### Your goal:
Render every line of the entries below as a JSON list of strings, one string per line, skipping blank lines.

>> Begin Material for the task

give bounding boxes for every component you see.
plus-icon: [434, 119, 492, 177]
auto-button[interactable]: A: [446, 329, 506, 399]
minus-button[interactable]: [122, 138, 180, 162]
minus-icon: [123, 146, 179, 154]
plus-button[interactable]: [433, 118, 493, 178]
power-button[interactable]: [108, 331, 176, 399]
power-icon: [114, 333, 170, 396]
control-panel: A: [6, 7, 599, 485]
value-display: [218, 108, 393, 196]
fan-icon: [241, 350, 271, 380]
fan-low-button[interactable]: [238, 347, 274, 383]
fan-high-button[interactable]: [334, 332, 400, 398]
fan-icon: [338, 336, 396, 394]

>> End Material for the task

### Solution for this task:
[
  "give bounding boxes for every component you see.",
  "plus-icon: [434, 119, 492, 177]",
  "auto-button[interactable]: A: [446, 329, 506, 399]",
  "minus-button[interactable]: [122, 138, 180, 162]",
  "minus-icon: [123, 146, 179, 154]",
  "plus-button[interactable]: [433, 118, 493, 178]",
  "power-button[interactable]: [108, 331, 176, 399]",
  "power-icon: [114, 333, 170, 396]",
  "control-panel: A: [6, 7, 599, 485]",
  "value-display: [218, 108, 393, 196]",
  "fan-icon: [241, 350, 271, 380]",
  "fan-low-button[interactable]: [238, 347, 274, 383]",
  "fan-high-button[interactable]: [334, 332, 400, 398]",
  "fan-icon: [338, 336, 396, 394]"
]